=== YOUR TASK ===
Write the material out again exactly.

=== RECORDS FOR THE EXERCISE ===

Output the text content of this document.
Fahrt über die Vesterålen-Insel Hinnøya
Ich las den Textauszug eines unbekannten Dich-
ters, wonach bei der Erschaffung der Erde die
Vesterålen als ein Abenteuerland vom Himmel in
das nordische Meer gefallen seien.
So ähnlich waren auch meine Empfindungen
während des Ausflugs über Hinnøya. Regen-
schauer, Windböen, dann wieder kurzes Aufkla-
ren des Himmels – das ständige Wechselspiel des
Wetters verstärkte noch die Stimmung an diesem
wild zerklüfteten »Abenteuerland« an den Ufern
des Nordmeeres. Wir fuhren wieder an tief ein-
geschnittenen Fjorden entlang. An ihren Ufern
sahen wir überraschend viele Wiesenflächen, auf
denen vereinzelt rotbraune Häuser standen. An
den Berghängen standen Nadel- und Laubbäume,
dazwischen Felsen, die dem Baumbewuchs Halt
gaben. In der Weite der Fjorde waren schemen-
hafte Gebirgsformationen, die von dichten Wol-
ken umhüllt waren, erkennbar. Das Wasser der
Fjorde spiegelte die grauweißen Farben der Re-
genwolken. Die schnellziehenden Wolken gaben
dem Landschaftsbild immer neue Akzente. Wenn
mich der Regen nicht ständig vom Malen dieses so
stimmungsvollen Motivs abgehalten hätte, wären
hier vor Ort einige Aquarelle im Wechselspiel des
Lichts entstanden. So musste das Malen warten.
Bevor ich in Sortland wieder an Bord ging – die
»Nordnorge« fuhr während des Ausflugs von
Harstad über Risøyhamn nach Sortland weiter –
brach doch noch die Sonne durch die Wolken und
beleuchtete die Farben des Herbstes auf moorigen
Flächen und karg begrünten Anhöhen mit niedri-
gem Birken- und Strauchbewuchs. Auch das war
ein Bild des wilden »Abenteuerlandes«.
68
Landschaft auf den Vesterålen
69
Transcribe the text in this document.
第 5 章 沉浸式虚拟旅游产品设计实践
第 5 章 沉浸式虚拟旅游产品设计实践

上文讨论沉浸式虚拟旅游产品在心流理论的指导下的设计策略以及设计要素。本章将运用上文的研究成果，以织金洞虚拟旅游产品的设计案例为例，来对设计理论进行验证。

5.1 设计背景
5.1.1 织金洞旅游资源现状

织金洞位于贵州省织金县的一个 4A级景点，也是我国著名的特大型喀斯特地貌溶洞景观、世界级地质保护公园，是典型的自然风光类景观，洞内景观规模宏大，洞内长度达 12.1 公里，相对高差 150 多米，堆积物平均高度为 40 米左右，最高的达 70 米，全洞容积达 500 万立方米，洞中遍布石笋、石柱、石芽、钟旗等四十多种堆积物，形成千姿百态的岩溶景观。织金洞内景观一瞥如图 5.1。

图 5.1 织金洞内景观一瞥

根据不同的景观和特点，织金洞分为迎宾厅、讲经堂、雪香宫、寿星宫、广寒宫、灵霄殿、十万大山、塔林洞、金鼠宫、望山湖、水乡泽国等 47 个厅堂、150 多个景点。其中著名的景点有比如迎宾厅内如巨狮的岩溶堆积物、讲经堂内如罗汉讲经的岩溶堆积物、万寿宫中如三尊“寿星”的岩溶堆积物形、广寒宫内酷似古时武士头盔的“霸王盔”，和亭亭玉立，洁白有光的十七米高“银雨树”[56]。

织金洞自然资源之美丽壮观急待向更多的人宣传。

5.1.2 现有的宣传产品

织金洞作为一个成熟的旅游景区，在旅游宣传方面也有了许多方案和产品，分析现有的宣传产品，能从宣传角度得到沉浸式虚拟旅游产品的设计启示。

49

=== COMPLETE RESPONSE ===
Output the text content of this document.
Fahrt über die Vesterålen-Insel Hinnøya
Ich las den Textauszug eines unbekannten Dich-
ters, wonach bei der Erschaffung der Erde die
Vesterålen als ein Abenteuerland vom Himmel in
das nordische Meer gefallen seien.
So ähnlich waren auch meine Empfindungen
während des Ausflugs über Hinnøya. Regen-
schauer, Windböen, dann wieder kurzes Aufkla-
ren des Himmels – das ständige Wechselspiel des
Wetters verstärkte noch die Stimmung an diesem
wild zerklüfteten »Abenteuerland« an den Ufern
des Nordmeeres. Wir fuhren wieder an tief ein-
geschnittenen Fjorden entlang. An ihren Ufern
sahen wir überraschend viele Wiesenflächen, auf
denen vereinzelt rotbraune Häuser standen. An
den Berghängen standen Nadel- und Laubbäume,
dazwischen Felsen, die dem Baumbewuchs Halt
gaben. In der Weite der Fjorde waren schemen-
hafte Gebirgsformationen, die von dichten Wol-
ken umhüllt waren, erkennbar. Das Wasser der
Fjorde spiegelte die grauweißen Farben der Re-
genwolken. Die schnellziehenden Wolken gaben
dem Landschaftsbild immer neue Akzente. Wenn
mich der Regen nicht ständig vom Malen dieses so
stimmungsvollen Motivs abgehalten hätte, wären
hier vor Ort einige Aquarelle im Wechselspiel des
Lichts entstanden. So musste das Malen warten.
Bevor ich in Sortland wieder an Bord ging – die
»Nordnorge« fuhr während des Ausflugs von
Harstad über Risøyhamn nach Sortland weiter –
brach doch noch die Sonne durch die Wolken und
beleuchtete die Farben des Herbstes auf moorigen
Flächen und karg begrünten Anhöhen mit niedri-
gem Birken- und Strauchbewuchs. Auch das war
ein Bild des wilden »Abenteuerlandes«.
68
Landschaft auf den Vesterålen
69
Transcribe the text in this document.
第 5 章 沉浸式虚拟旅游产品设计实践
第 5 章 沉浸式虚拟旅游产品设计实践

上文讨论沉浸式虚拟旅游产品在心流理论的指导下的设计策略以及设计要素。本章将运用上文的研究成果，以织金洞虚拟旅游产品的设计案例为例，来对设计理论进行验证。

5.1 设计背景
5.1.1 织金洞旅游资源现状

织金洞位于贵州省织金县的一个 4A级景点，也是我国著名的特大型喀斯特地貌溶洞景观、世界级地质保护公园，是典型的自然风光类景观，洞内景观规模宏大，洞内长度达 12.1 公里，相对高差 150 多米，堆积物平均高度为 40 米左右，最高的达 70 米，全洞容积达 500 万立方米，洞中遍布石笋、石柱、石芽、钟旗等四十多种堆积物，形成千姿百态的岩溶景观。织金洞内景观一瞥如图 5.1。

图 5.1 织金洞内景观一瞥

根据不同的景观和特点，织金洞分为迎宾厅、讲经堂、雪香宫、寿星宫、广寒宫、灵霄殿、十万大山、塔林洞、金鼠宫、望山湖、水乡泽国等 47 个厅堂、150 多个景点。其中著名的景点有比如迎宾厅内如巨狮的岩溶堆积物、讲经堂内如罗汉讲经的岩溶堆积物、万寿宫中如三尊“寿星”的岩溶堆积物形、广寒宫内酷似古时武士头盔的“霸王盔”，和亭亭玉立，洁白有光的十七米高“银雨树”[56]。

织金洞自然资源之美丽壮观急待向更多的人宣传。

5.1.2 现有的宣传产品

织金洞作为一个成熟的旅游景区，在旅游宣传方面也有了许多方案和产品，分析现有的宣传产品，能从宣传角度得到沉浸式虚拟旅游产品的设计启示。

49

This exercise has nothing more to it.